TASK TO CARRY OUT: Pull out every line below holding the word "image".

# Start of INPUT

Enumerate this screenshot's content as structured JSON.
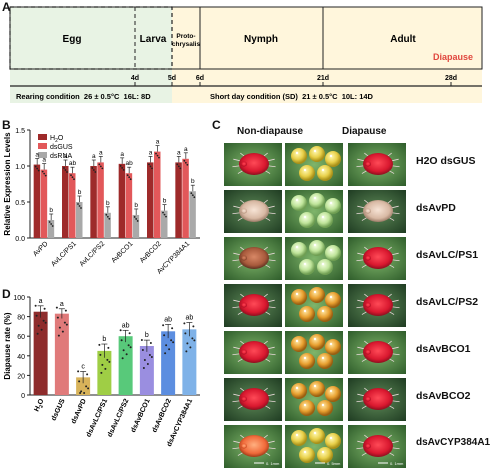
{
  "panel_labels": {
    "a": "A",
    "b": "B",
    "c": "C",
    "d": "D"
  },
  "timeline": {
    "stages": [
      "Egg",
      "Larva",
      "Proto-\nchrysalis",
      "Nymph",
      "Adult"
    ],
    "diapause_label": "Diapause",
    "day_ticks": [
      "4d",
      "5d",
      "6d",
      "21d",
      "28d"
    ],
    "rearing_condition": "Rearing condition  26 ± 0.5°C  16L: 8D",
    "short_day_condition": "Short day condition (SD)  21 ± 0.5°C  10L: 14D",
    "colors": {
      "left_bg": "#e8f3e4",
      "right_bg": "#fff6dc",
      "diapause": "#e0463d"
    }
  },
  "panel_c": {
    "headers": {
      "non_diapause": "Non-diapause",
      "diapause": "Diapause"
    },
    "rows": [
      "H2O dsGUS",
      "dsAvPD",
      "dsAvLC/PS1",
      "dsAvLC/PS2",
      "dsAvBCO1",
      "dsAvBCO2",
      "dsAvCYP384A1"
    ],
    "scale_labels": [
      "0. 1mm",
      "0. 5mm",
      "0. 1mm"
    ]
  },
  "chart_data": [
    {
      "type": "bar",
      "ylabel": "Relative Expression Levels",
      "ylim": [
        0,
        1.5
      ],
      "yticks": [
        "0.0",
        "0.5",
        "1.0",
        "1.5"
      ],
      "categories": [
        "AvPD",
        "AvLC/PS1",
        "AvLC/PS2",
        "AvBCO1",
        "AvBCO2",
        "AvCYP384A1"
      ],
      "series": [
        {
          "name": "H2O",
          "color": "#9e2a2a",
          "values": [
            1.02,
            1.0,
            1.0,
            1.03,
            1.05,
            1.05
          ]
        },
        {
          "name": "dsGUS",
          "color": "#e2585a",
          "values": [
            0.95,
            0.9,
            1.05,
            0.9,
            1.2,
            1.1
          ]
        },
        {
          "name": "dsRNA",
          "color": "#a9a9a9",
          "values": [
            0.25,
            0.5,
            0.35,
            0.32,
            0.38,
            0.65
          ]
        }
      ],
      "letters": [
        [
          "a",
          "a",
          "b"
        ],
        [
          "a",
          "ab",
          "b"
        ],
        [
          "a",
          "a",
          "b"
        ],
        [
          "a",
          "ab",
          "b"
        ],
        [
          "a",
          "a",
          "b"
        ],
        [
          "a",
          "a",
          "b"
        ]
      ],
      "legend": "top-left"
    },
    {
      "type": "bar",
      "ylabel": "Diapause rate (%)",
      "ylim": [
        0,
        100
      ],
      "yticks": [
        "0",
        "20",
        "40",
        "60",
        "80",
        "100"
      ],
      "categories": [
        "H2O",
        "dsGUS",
        "dsAvPD",
        "dsAvLC/PS1",
        "dsAvLC/PS2",
        "dsAvBCO1",
        "dsAvBCO2",
        "dsAvCYP384A1"
      ],
      "values": [
        85,
        83,
        18,
        45,
        60,
        50,
        65,
        67
      ],
      "errors": [
        6,
        5,
        6,
        7,
        6,
        6,
        7,
        7
      ],
      "letters": [
        "a",
        "a",
        "c",
        "b",
        "ab",
        "b",
        "ab",
        "ab"
      ],
      "colors": [
        "#8e2c2c",
        "#e07a7a",
        "#d8b35a",
        "#9fce45",
        "#58c97a",
        "#9a8ee0",
        "#5c8ee0",
        "#7fb2e8"
      ]
    }
  ]
}
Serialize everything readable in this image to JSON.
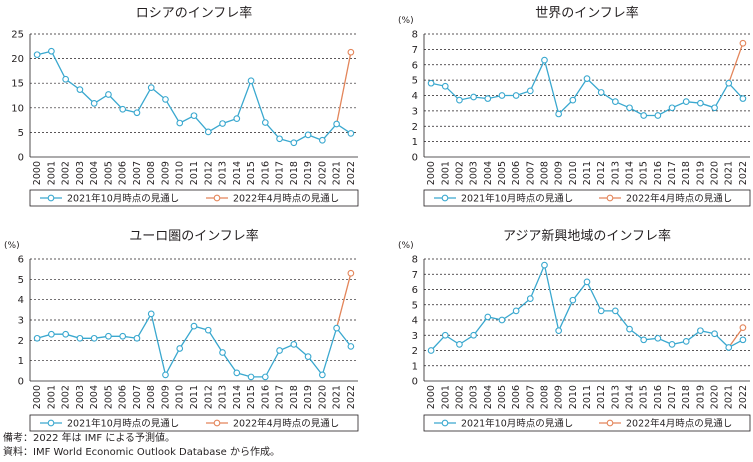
{
  "chart_data": [
    {
      "type": "line",
      "title": "ロシアのインフレ率",
      "ylabel": "",
      "ylim": [
        0,
        25
      ],
      "yticks": [
        0,
        5,
        10,
        15,
        20,
        25
      ],
      "grid": true,
      "legend_position": "bottom",
      "x": [
        "2000",
        "2001",
        "2002",
        "2003",
        "2004",
        "2005",
        "2006",
        "2007",
        "2008",
        "2009",
        "2010",
        "2011",
        "2012",
        "2013",
        "2014",
        "2015",
        "2016",
        "2017",
        "2018",
        "2019",
        "2020",
        "2021",
        "2022"
      ],
      "series": [
        {
          "name": "2021年10月時点の見通し",
          "color": "#3aa8cf",
          "values": [
            20.8,
            21.5,
            15.8,
            13.7,
            10.9,
            12.7,
            9.7,
            9.0,
            14.1,
            11.7,
            6.9,
            8.4,
            5.1,
            6.8,
            7.8,
            15.5,
            7.0,
            3.7,
            2.9,
            4.5,
            3.4,
            6.7,
            4.8
          ]
        },
        {
          "name": "2022年4月時点の見通し",
          "color": "#e3855a",
          "x": [
            "2021",
            "2022"
          ],
          "values": [
            6.7,
            21.3
          ]
        }
      ]
    },
    {
      "type": "line",
      "title": "世界のインフレ率",
      "ylabel": "(%)",
      "ylim": [
        0,
        8
      ],
      "yticks": [
        0,
        1,
        2,
        3,
        4,
        5,
        6,
        7,
        8
      ],
      "grid": true,
      "legend_position": "bottom",
      "x": [
        "2000",
        "2001",
        "2002",
        "2003",
        "2004",
        "2005",
        "2006",
        "2007",
        "2008",
        "2009",
        "2010",
        "2011",
        "2012",
        "2013",
        "2014",
        "2015",
        "2016",
        "2017",
        "2018",
        "2019",
        "2020",
        "2021",
        "2022"
      ],
      "series": [
        {
          "name": "2021年10月時点の見通し",
          "color": "#3aa8cf",
          "values": [
            4.8,
            4.6,
            3.7,
            3.9,
            3.8,
            4.0,
            4.0,
            4.3,
            6.3,
            2.8,
            3.7,
            5.1,
            4.2,
            3.6,
            3.2,
            2.7,
            2.7,
            3.2,
            3.6,
            3.5,
            3.2,
            4.8,
            3.8
          ]
        },
        {
          "name": "2022年4月時点の見通し",
          "color": "#e3855a",
          "x": [
            "2021",
            "2022"
          ],
          "values": [
            4.8,
            7.4
          ]
        }
      ]
    },
    {
      "type": "line",
      "title": "ユーロ圏のインフレ率",
      "ylabel": "(%)",
      "ylim": [
        0,
        6
      ],
      "yticks": [
        0,
        1,
        2,
        3,
        4,
        5,
        6
      ],
      "grid": true,
      "legend_position": "bottom",
      "x": [
        "2000",
        "2001",
        "2002",
        "2003",
        "2004",
        "2005",
        "2006",
        "2007",
        "2008",
        "2009",
        "2010",
        "2011",
        "2012",
        "2013",
        "2014",
        "2015",
        "2016",
        "2017",
        "2018",
        "2019",
        "2020",
        "2021",
        "2022"
      ],
      "series": [
        {
          "name": "2021年10月時点の見通し",
          "color": "#3aa8cf",
          "values": [
            2.1,
            2.3,
            2.3,
            2.1,
            2.1,
            2.2,
            2.2,
            2.1,
            3.3,
            0.3,
            1.6,
            2.7,
            2.5,
            1.4,
            0.4,
            0.2,
            0.2,
            1.5,
            1.8,
            1.2,
            0.3,
            2.6,
            1.7
          ]
        },
        {
          "name": "2022年4月時点の見通し",
          "color": "#e3855a",
          "x": [
            "2021",
            "2022"
          ],
          "values": [
            2.6,
            5.3
          ]
        }
      ]
    },
    {
      "type": "line",
      "title": "アジア新興地域のインフレ率",
      "ylabel": "(%)",
      "ylim": [
        0,
        8
      ],
      "yticks": [
        0,
        1,
        2,
        3,
        4,
        5,
        6,
        7,
        8
      ],
      "grid": true,
      "legend_position": "bottom",
      "x": [
        "2000",
        "2001",
        "2002",
        "2003",
        "2004",
        "2005",
        "2006",
        "2007",
        "2008",
        "2009",
        "2010",
        "2011",
        "2012",
        "2013",
        "2014",
        "2015",
        "2016",
        "2017",
        "2018",
        "2019",
        "2020",
        "2021",
        "2022"
      ],
      "series": [
        {
          "name": "2021年10月時点の見通し",
          "color": "#3aa8cf",
          "values": [
            2.0,
            3.0,
            2.4,
            3.0,
            4.2,
            4.0,
            4.6,
            5.4,
            7.6,
            3.3,
            5.3,
            6.5,
            4.6,
            4.6,
            3.4,
            2.7,
            2.8,
            2.4,
            2.6,
            3.3,
            3.1,
            2.2,
            2.7
          ]
        },
        {
          "name": "2022年4月時点の見通し",
          "color": "#e3855a",
          "x": [
            "2021",
            "2022"
          ],
          "values": [
            2.2,
            3.5
          ]
        }
      ]
    }
  ],
  "notes": {
    "line1": "備考：2022 年は IMF による予測値。",
    "line2": "資料：IMF World Economic Outlook Database から作成。"
  }
}
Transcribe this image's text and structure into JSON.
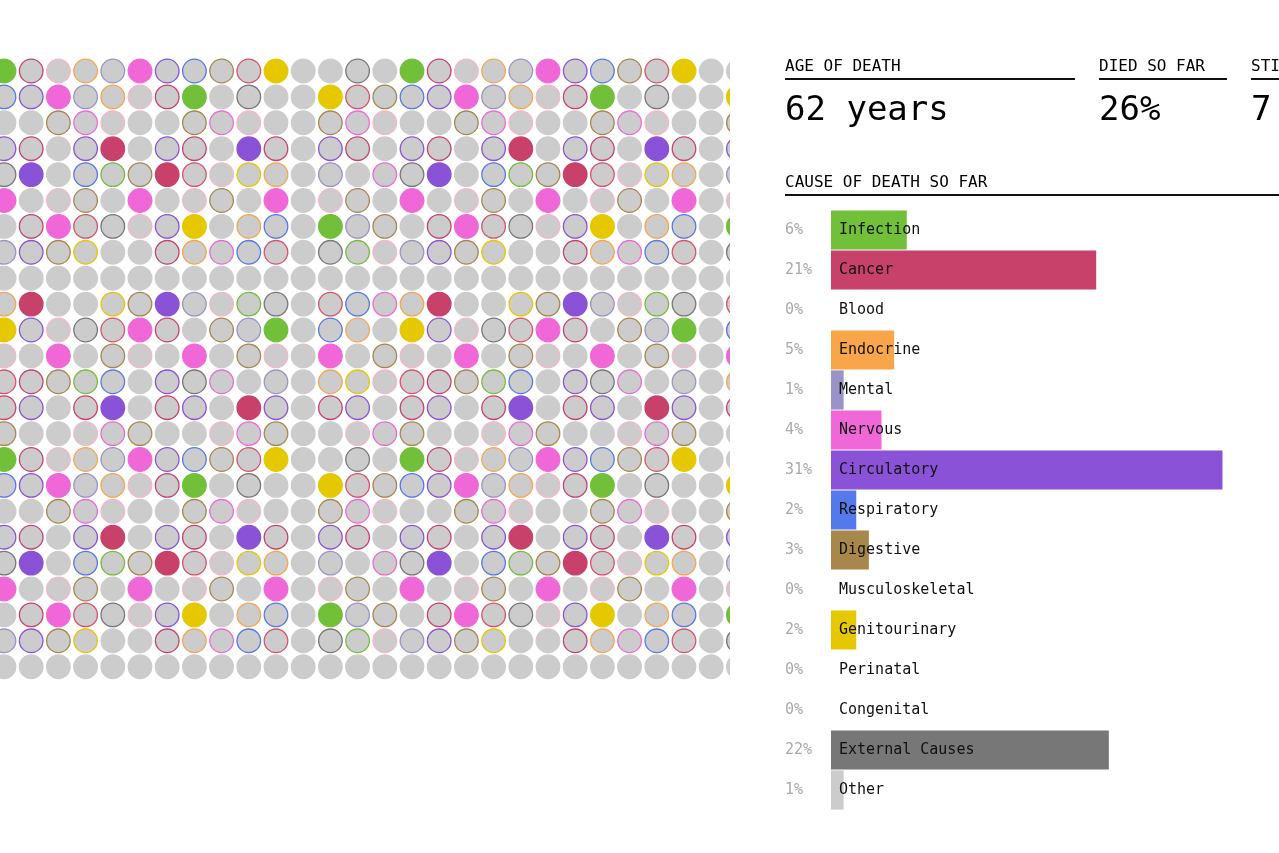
{
  "chart_data": {
    "type": "bar",
    "orientation": "horizontal",
    "title": "CAUSE OF DEATH SO FAR",
    "categories": [
      "Infection",
      "Cancer",
      "Blood",
      "Endocrine",
      "Mental",
      "Nervous",
      "Circulatory",
      "Respiratory",
      "Digestive",
      "Musculoskeletal",
      "Genitourinary",
      "Perinatal",
      "Congenital",
      "External Causes",
      "Other"
    ],
    "values": [
      6,
      21,
      0,
      5,
      1,
      4,
      31,
      2,
      3,
      0,
      2,
      0,
      0,
      22,
      1
    ],
    "colors": [
      "#72c03a",
      "#c8416b",
      "#f7b6c8",
      "#f9a64a",
      "#9a93c8",
      "#f068d8",
      "#8a52d6",
      "#5479ea",
      "#a8874a",
      "#d9526a",
      "#e6c800",
      "#cccccc",
      "#cccccc",
      "#777777",
      "#cccccc"
    ],
    "value_labels": [
      "6%",
      "21%",
      "0%",
      "5%",
      "1%",
      "4%",
      "31%",
      "2%",
      "3%",
      "0%",
      "2%",
      "0%",
      "0%",
      "22%",
      "1%"
    ],
    "annotations": [
      "AGE OF DEATH",
      "62 years",
      "DIED SO FAR",
      "26%",
      "STI",
      "7"
    ],
    "legend": false
  }
}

# End of INPUT

OUTPUT FOR THIS EXERCISE:
Serialize everything readable in this image to JSON.
Transcribe this image's text and structure into JSON.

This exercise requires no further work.